──────── SUPPLIED MATERIAL ────────
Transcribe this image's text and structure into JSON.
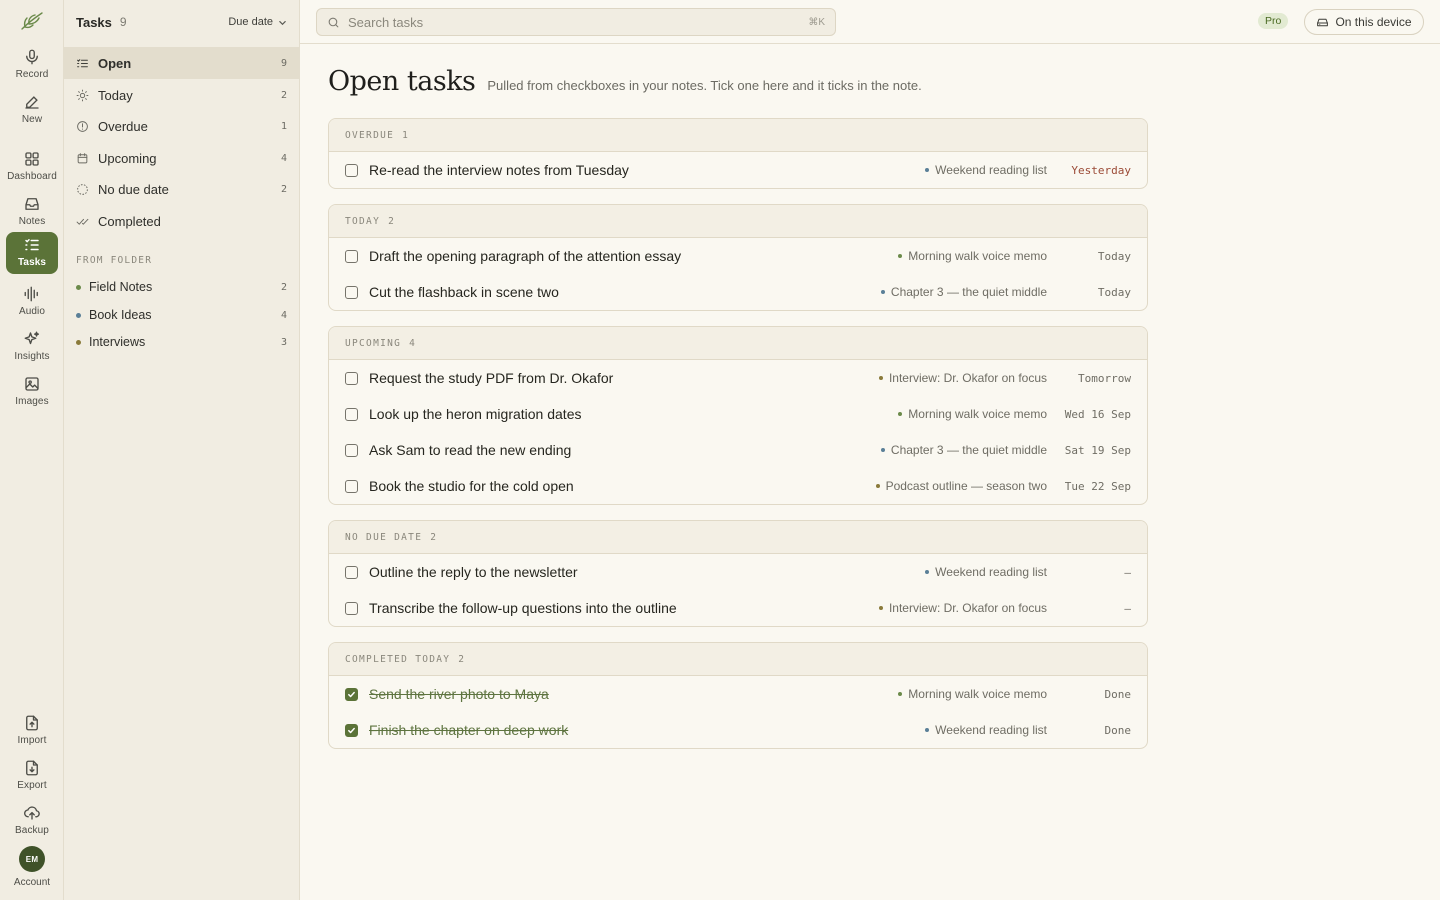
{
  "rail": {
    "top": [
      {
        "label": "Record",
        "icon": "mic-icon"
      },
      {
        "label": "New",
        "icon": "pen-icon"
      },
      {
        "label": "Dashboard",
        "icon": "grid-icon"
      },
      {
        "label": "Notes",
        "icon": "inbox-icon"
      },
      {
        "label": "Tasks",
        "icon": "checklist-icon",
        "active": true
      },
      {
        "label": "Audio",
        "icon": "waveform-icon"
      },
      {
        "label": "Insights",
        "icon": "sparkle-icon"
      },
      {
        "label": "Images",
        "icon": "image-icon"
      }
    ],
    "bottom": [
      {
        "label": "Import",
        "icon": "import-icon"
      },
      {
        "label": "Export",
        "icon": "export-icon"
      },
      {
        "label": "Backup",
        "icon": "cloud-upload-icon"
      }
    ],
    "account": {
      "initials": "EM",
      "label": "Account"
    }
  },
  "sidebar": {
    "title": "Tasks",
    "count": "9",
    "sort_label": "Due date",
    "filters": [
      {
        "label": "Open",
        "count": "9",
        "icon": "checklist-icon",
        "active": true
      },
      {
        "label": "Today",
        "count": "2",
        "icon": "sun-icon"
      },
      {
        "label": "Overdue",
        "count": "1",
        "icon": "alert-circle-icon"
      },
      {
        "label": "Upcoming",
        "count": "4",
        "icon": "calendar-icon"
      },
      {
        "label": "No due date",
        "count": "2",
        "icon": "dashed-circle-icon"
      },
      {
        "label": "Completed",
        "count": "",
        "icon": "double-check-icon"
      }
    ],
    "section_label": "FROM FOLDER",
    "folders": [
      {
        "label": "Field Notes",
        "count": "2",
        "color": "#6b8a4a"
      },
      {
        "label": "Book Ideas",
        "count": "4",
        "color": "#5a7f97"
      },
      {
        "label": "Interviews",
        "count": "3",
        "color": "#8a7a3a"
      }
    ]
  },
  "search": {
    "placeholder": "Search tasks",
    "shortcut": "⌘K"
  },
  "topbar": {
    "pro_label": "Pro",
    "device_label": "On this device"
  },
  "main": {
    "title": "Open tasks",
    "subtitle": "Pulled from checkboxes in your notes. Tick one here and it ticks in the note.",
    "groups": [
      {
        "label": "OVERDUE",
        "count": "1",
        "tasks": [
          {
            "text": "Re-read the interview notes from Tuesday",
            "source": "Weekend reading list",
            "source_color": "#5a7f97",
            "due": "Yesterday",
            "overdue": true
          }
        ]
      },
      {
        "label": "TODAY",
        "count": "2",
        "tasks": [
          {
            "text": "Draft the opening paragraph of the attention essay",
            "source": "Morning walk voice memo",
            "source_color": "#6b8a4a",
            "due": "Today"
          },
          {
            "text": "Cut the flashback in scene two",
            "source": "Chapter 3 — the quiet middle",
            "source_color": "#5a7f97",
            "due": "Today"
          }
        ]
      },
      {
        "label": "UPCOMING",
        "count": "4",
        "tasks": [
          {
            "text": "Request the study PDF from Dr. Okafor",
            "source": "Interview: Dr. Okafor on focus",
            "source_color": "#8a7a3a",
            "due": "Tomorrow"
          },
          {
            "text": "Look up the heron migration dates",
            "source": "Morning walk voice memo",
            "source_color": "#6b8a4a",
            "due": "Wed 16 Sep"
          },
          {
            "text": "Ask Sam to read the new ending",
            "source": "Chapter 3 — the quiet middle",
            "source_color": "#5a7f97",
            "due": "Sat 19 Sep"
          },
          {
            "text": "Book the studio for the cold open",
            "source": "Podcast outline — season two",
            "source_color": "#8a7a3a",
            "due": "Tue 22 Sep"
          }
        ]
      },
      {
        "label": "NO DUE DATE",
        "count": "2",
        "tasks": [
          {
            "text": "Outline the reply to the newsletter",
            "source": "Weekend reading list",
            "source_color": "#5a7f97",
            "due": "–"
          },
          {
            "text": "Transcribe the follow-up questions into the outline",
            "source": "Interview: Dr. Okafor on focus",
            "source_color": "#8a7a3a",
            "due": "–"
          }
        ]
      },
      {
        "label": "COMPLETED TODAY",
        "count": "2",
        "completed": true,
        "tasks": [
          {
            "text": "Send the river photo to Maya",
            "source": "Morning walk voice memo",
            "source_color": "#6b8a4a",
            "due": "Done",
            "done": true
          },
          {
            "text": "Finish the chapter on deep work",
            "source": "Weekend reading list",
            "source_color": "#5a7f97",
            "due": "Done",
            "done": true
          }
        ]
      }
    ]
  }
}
────────
──────── SUPPLIED MATERIAL ────────
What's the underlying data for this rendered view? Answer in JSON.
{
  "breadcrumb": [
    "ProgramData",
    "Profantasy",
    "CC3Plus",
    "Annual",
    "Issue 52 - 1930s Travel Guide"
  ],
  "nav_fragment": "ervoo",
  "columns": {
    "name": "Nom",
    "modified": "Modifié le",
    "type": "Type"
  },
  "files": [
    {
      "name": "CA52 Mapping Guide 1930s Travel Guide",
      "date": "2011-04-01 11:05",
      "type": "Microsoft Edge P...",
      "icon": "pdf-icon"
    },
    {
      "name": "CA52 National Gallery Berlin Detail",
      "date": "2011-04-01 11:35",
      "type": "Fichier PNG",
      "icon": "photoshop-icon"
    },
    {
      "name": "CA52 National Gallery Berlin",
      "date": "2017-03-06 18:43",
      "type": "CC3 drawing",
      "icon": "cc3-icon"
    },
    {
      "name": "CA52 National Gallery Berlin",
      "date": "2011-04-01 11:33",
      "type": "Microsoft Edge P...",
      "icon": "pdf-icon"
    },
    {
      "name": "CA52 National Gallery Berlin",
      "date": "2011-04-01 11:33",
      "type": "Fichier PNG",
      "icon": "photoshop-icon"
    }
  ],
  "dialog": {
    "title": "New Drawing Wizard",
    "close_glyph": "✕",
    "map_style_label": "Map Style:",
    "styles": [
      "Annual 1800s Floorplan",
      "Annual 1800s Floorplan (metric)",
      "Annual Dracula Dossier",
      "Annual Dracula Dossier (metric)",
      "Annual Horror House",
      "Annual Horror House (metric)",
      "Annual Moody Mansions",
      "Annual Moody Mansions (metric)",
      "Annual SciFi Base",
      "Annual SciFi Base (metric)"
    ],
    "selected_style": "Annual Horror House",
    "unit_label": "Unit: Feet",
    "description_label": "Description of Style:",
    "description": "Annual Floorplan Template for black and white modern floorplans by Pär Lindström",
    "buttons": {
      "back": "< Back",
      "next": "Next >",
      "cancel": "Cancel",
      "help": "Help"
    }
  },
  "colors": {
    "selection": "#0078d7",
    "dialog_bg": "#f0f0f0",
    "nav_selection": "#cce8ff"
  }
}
────────
THE TASK: Find the word "Guide" in the records and pull out each line that has it.

OUTPUT FOR THIS TASK:
    "Issue 52 - 1930s Travel Guide"
      "name": "CA52 Mapping Guide 1930s Travel Guide",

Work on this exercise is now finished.